• [Exercise goal]: Extract every record, keeping each one exactly as it is.
═════ Data entries ═════
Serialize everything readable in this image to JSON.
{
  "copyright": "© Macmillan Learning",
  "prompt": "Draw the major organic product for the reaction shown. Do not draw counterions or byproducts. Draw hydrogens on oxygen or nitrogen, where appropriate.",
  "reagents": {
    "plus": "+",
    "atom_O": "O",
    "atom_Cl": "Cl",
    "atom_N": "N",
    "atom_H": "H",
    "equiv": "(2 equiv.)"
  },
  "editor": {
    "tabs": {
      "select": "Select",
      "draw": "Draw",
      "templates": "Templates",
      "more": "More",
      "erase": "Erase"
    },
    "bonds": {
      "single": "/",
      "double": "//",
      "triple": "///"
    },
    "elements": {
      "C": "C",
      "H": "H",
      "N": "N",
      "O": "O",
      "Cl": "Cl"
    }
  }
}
═════
• [Output]:
Serialize everything readable in this image to JSON.
{
  "copyright": "© Macmillan Learning",
  "prompt": "Draw the major organic product for the reaction shown. Do not draw counterions or byproducts. Draw hydrogens on oxygen or nitrogen, where appropriate.",
  "reagents": {
    "plus": "+",
    "atom_O": "O",
    "atom_Cl": "Cl",
    "atom_N": "N",
    "atom_H": "H",
    "equiv": "(2 equiv.)"
  },
  "editor": {
    "tabs": {
      "select": "Select",
      "draw": "Draw",
      "templates": "Templates",
      "more": "More",
      "erase": "Erase"
    },
    "bonds": {
      "single": "/",
      "double": "//",
      "triple": "///"
    },
    "elements": {
      "C": "C",
      "H": "H",
      "N": "N",
      "O": "O",
      "Cl": "Cl"
    }
  }
}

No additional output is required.